Prompt
Write out the whole listing word for word.

Dataset entries
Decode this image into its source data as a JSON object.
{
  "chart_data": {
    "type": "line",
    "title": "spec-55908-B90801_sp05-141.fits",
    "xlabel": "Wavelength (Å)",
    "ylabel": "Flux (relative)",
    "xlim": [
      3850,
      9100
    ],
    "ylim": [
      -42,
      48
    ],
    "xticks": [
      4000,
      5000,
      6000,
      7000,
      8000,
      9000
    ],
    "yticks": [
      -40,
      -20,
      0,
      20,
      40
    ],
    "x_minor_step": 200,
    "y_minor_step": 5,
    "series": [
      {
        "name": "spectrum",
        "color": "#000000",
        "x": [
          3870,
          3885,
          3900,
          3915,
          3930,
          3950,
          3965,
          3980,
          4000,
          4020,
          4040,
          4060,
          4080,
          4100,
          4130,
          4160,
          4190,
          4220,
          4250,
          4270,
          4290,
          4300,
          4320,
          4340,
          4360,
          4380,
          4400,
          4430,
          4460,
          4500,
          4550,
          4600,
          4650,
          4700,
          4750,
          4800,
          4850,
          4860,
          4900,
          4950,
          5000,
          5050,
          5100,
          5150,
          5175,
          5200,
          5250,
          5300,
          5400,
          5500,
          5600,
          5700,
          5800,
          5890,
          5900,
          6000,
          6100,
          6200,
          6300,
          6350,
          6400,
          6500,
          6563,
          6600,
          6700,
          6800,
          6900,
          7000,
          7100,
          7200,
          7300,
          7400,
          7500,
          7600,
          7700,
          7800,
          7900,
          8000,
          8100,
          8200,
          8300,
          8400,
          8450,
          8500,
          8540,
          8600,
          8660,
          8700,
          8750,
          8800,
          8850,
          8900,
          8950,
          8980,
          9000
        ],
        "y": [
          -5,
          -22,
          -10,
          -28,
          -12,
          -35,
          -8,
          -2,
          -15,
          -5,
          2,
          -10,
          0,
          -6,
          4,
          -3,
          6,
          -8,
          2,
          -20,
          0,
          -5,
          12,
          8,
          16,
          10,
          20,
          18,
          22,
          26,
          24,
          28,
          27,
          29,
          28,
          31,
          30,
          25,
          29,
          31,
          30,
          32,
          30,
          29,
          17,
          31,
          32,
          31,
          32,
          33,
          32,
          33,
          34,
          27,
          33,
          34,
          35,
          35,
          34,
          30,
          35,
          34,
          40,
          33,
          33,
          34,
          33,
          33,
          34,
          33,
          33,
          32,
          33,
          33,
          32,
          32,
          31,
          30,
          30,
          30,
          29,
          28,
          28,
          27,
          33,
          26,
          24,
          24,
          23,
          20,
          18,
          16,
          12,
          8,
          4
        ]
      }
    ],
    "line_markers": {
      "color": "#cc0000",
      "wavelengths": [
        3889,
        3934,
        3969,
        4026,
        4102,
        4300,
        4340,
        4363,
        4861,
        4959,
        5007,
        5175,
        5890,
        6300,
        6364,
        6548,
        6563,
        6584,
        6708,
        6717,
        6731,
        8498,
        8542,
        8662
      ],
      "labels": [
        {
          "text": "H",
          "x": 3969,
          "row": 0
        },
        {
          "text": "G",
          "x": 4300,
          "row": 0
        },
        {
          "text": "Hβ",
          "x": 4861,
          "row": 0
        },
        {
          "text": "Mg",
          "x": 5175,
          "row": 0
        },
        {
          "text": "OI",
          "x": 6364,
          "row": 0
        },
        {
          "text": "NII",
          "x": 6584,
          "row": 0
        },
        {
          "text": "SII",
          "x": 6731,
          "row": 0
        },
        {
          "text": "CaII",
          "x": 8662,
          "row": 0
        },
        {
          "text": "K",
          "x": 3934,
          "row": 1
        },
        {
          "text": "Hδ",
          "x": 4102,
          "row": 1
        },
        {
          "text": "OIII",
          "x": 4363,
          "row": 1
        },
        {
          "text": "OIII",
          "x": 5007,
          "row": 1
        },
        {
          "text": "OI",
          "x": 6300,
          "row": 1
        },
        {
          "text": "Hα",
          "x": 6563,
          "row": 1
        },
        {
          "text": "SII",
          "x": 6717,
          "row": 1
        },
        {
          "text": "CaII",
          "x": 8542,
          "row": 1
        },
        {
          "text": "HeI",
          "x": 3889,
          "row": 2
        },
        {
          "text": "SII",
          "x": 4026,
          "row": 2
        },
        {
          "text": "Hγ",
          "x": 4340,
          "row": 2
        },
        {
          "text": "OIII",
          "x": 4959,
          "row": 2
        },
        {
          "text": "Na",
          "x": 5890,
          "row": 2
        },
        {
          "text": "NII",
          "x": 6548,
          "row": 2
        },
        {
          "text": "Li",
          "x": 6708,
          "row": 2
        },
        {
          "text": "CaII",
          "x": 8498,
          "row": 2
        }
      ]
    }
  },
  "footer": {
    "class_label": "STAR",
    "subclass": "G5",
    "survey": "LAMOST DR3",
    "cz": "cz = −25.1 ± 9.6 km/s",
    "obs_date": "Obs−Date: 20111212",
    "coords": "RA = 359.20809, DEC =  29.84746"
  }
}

Task answer
Decode this image into its source data as a JSON object.
{
  "chart_data": {
    "type": "line",
    "title": "spec-55908-B90801_sp05-141.fits",
    "xlabel": "Wavelength (Å)",
    "ylabel": "Flux (relative)",
    "xlim": [
      3850,
      9100
    ],
    "ylim": [
      -42,
      48
    ],
    "xticks": [
      4000,
      5000,
      6000,
      7000,
      8000,
      9000
    ],
    "yticks": [
      -40,
      -20,
      0,
      20,
      40
    ],
    "x_minor_step": 200,
    "y_minor_step": 5,
    "series": [
      {
        "name": "spectrum",
        "color": "#000000",
        "x": [
          3870,
          3885,
          3900,
          3915,
          3930,
          3950,
          3965,
          3980,
          4000,
          4020,
          4040,
          4060,
          4080,
          4100,
          4130,
          4160,
          4190,
          4220,
          4250,
          4270,
          4290,
          4300,
          4320,
          4340,
          4360,
          4380,
          4400,
          4430,
          4460,
          4500,
          4550,
          4600,
          4650,
          4700,
          4750,
          4800,
          4850,
          4860,
          4900,
          4950,
          5000,
          5050,
          5100,
          5150,
          5175,
          5200,
          5250,
          5300,
          5400,
          5500,
          5600,
          5700,
          5800,
          5890,
          5900,
          6000,
          6100,
          6200,
          6300,
          6350,
          6400,
          6500,
          6563,
          6600,
          6700,
          6800,
          6900,
          7000,
          7100,
          7200,
          7300,
          7400,
          7500,
          7600,
          7700,
          7800,
          7900,
          8000,
          8100,
          8200,
          8300,
          8400,
          8450,
          8500,
          8540,
          8600,
          8660,
          8700,
          8750,
          8800,
          8850,
          8900,
          8950,
          8980,
          9000
        ],
        "y": [
          -5,
          -22,
          -10,
          -28,
          -12,
          -35,
          -8,
          -2,
          -15,
          -5,
          2,
          -10,
          0,
          -6,
          4,
          -3,
          6,
          -8,
          2,
          -20,
          0,
          -5,
          12,
          8,
          16,
          10,
          20,
          18,
          22,
          26,
          24,
          28,
          27,
          29,
          28,
          31,
          30,
          25,
          29,
          31,
          30,
          32,
          30,
          29,
          17,
          31,
          32,
          31,
          32,
          33,
          32,
          33,
          34,
          27,
          33,
          34,
          35,
          35,
          34,
          30,
          35,
          34,
          40,
          33,
          33,
          34,
          33,
          33,
          34,
          33,
          33,
          32,
          33,
          33,
          32,
          32,
          31,
          30,
          30,
          30,
          29,
          28,
          28,
          27,
          33,
          26,
          24,
          24,
          23,
          20,
          18,
          16,
          12,
          8,
          4
        ]
      }
    ],
    "line_markers": {
      "color": "#cc0000",
      "wavelengths": [
        3889,
        3934,
        3969,
        4026,
        4102,
        4300,
        4340,
        4363,
        4861,
        4959,
        5007,
        5175,
        5890,
        6300,
        6364,
        6548,
        6563,
        6584,
        6708,
        6717,
        6731,
        8498,
        8542,
        8662
      ],
      "labels": [
        {
          "text": "H",
          "x": 3969,
          "row": 0
        },
        {
          "text": "G",
          "x": 4300,
          "row": 0
        },
        {
          "text": "Hβ",
          "x": 4861,
          "row": 0
        },
        {
          "text": "Mg",
          "x": 5175,
          "row": 0
        },
        {
          "text": "OI",
          "x": 6364,
          "row": 0
        },
        {
          "text": "NII",
          "x": 6584,
          "row": 0
        },
        {
          "text": "SII",
          "x": 6731,
          "row": 0
        },
        {
          "text": "CaII",
          "x": 8662,
          "row": 0
        },
        {
          "text": "K",
          "x": 3934,
          "row": 1
        },
        {
          "text": "Hδ",
          "x": 4102,
          "row": 1
        },
        {
          "text": "OIII",
          "x": 4363,
          "row": 1
        },
        {
          "text": "OIII",
          "x": 5007,
          "row": 1
        },
        {
          "text": "OI",
          "x": 6300,
          "row": 1
        },
        {
          "text": "Hα",
          "x": 6563,
          "row": 1
        },
        {
          "text": "SII",
          "x": 6717,
          "row": 1
        },
        {
          "text": "CaII",
          "x": 8542,
          "row": 1
        },
        {
          "text": "HeI",
          "x": 3889,
          "row": 2
        },
        {
          "text": "SII",
          "x": 4026,
          "row": 2
        },
        {
          "text": "Hγ",
          "x": 4340,
          "row": 2
        },
        {
          "text": "OIII",
          "x": 4959,
          "row": 2
        },
        {
          "text": "Na",
          "x": 5890,
          "row": 2
        },
        {
          "text": "NII",
          "x": 6548,
          "row": 2
        },
        {
          "text": "Li",
          "x": 6708,
          "row": 2
        },
        {
          "text": "CaII",
          "x": 8498,
          "row": 2
        }
      ]
    }
  },
  "footer": {
    "class_label": "STAR",
    "subclass": "G5",
    "survey": "LAMOST DR3",
    "cz": "cz = −25.1 ± 9.6 km/s",
    "obs_date": "Obs−Date: 20111212",
    "coords": "RA = 359.20809, DEC =  29.84746"
  }
}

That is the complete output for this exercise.